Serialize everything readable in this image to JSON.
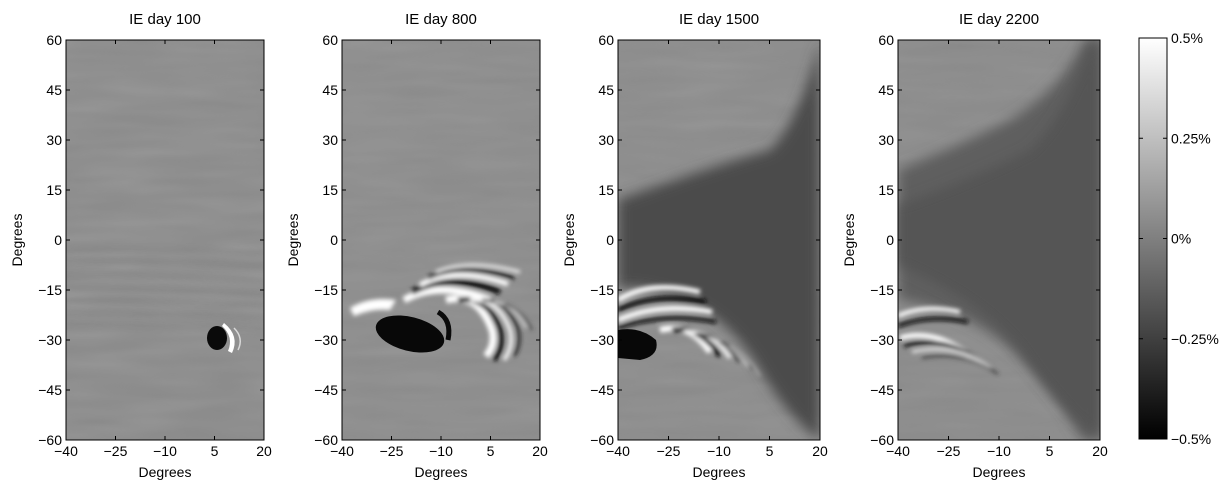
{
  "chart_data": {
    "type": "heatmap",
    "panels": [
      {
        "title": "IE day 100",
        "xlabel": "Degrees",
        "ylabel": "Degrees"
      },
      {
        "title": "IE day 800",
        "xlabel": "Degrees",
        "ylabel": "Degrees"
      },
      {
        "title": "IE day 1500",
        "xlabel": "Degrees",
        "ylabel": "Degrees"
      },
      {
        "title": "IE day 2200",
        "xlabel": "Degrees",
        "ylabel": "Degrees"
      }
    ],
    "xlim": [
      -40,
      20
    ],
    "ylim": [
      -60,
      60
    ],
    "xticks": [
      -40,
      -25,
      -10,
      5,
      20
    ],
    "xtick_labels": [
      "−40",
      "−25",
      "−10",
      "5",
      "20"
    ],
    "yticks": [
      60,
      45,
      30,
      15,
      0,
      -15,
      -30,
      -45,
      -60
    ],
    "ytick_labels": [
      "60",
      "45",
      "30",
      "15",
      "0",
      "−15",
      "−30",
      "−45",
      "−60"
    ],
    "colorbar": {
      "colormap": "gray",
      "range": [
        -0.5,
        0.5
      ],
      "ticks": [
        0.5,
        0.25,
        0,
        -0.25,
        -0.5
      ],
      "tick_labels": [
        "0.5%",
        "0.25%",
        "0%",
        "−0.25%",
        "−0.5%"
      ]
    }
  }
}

---

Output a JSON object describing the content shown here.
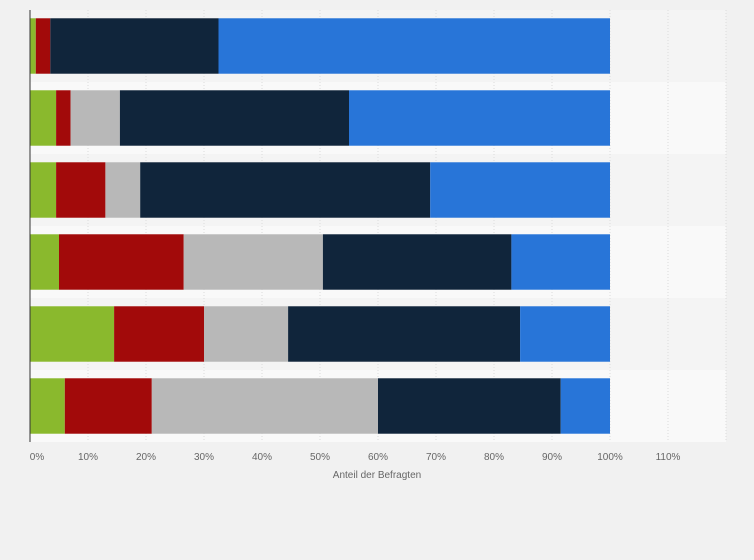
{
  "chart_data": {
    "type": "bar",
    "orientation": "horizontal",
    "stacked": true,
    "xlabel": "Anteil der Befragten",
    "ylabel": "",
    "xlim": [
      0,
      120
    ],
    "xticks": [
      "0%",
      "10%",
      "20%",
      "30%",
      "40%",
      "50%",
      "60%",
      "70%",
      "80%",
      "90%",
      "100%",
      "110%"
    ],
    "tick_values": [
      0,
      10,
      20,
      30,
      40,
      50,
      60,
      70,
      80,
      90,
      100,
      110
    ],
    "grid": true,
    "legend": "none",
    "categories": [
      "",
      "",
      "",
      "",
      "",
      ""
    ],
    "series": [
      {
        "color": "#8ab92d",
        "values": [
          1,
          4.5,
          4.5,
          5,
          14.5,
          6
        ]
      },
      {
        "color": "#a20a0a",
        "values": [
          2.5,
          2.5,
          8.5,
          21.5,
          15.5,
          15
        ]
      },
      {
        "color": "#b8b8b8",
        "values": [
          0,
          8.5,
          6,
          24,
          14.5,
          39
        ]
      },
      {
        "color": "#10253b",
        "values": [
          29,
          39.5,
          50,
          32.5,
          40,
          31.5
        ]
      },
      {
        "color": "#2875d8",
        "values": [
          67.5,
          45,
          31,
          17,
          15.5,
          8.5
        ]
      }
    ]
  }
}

* * *

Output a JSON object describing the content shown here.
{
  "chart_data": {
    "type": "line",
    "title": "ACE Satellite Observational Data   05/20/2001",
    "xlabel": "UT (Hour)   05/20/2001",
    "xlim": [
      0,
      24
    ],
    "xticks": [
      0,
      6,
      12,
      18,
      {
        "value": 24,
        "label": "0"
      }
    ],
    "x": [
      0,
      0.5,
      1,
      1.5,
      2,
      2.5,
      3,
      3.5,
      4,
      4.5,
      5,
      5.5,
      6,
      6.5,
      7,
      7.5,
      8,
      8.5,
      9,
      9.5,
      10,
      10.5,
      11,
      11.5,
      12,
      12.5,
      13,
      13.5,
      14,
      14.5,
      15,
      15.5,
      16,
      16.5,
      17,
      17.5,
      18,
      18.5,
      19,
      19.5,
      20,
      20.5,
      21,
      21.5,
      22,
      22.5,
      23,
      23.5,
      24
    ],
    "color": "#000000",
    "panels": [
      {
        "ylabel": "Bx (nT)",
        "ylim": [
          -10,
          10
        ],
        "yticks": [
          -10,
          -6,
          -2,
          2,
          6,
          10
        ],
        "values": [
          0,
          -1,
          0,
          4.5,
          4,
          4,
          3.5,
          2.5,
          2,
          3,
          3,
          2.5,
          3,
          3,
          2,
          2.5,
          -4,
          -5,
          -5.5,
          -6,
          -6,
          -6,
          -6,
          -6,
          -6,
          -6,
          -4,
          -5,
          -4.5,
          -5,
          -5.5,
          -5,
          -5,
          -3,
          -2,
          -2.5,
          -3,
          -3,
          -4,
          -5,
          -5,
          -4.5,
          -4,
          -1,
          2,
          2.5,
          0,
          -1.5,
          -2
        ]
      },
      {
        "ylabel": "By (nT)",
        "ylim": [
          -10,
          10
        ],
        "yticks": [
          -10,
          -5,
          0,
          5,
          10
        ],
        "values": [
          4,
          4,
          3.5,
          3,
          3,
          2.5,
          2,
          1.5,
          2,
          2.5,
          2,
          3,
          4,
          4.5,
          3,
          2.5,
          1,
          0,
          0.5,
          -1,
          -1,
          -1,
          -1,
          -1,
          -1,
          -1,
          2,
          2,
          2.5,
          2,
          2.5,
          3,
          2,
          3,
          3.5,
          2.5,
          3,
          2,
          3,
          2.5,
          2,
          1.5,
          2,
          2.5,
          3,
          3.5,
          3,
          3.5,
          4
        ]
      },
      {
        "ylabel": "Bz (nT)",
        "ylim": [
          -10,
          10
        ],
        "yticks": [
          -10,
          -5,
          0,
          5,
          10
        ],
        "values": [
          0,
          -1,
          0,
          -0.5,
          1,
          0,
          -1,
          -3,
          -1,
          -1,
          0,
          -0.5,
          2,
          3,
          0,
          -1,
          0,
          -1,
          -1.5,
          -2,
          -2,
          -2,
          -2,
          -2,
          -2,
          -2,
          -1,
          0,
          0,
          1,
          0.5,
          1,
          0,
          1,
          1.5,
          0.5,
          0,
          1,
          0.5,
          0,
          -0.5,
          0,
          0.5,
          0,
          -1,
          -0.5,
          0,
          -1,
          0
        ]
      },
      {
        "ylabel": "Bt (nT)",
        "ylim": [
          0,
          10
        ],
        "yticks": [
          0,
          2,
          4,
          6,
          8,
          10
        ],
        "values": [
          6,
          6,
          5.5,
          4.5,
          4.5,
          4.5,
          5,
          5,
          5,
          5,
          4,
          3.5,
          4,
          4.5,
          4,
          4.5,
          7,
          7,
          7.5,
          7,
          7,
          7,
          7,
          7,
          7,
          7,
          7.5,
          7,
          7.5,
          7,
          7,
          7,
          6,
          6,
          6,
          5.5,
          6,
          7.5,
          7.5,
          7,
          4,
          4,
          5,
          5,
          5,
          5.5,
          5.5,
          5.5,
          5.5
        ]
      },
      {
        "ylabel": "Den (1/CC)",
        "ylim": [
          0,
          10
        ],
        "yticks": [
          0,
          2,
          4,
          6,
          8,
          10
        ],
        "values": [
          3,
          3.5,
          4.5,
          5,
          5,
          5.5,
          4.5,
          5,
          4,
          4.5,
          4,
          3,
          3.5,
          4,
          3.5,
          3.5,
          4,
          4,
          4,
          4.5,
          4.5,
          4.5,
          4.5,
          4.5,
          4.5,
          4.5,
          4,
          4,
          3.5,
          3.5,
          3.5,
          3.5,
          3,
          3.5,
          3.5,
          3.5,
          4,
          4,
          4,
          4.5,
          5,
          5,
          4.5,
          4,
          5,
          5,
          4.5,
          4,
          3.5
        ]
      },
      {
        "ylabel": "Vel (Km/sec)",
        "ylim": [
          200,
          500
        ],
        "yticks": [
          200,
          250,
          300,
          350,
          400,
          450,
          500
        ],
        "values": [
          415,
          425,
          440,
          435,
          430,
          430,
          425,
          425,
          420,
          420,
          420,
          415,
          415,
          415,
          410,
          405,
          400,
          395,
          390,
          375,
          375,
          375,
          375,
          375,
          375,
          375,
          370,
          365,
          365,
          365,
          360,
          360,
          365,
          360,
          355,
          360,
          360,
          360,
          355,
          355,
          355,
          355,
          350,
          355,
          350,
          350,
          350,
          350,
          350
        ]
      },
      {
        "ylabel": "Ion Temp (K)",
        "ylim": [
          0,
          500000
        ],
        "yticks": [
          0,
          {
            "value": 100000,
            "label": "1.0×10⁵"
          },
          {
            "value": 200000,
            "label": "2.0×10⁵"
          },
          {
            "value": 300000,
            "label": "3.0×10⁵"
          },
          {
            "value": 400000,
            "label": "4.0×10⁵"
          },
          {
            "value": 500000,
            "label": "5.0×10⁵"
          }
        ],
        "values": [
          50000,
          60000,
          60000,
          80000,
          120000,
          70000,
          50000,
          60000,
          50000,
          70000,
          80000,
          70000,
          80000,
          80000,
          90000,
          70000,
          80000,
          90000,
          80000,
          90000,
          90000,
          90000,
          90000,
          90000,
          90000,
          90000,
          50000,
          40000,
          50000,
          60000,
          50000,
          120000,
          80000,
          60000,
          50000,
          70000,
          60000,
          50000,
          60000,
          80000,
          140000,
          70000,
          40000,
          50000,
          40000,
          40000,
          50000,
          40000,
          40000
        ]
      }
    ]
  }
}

* [Stated goal]
Say only how many lines in the records carry the word "ylabel".

* [Solution to this problem]
12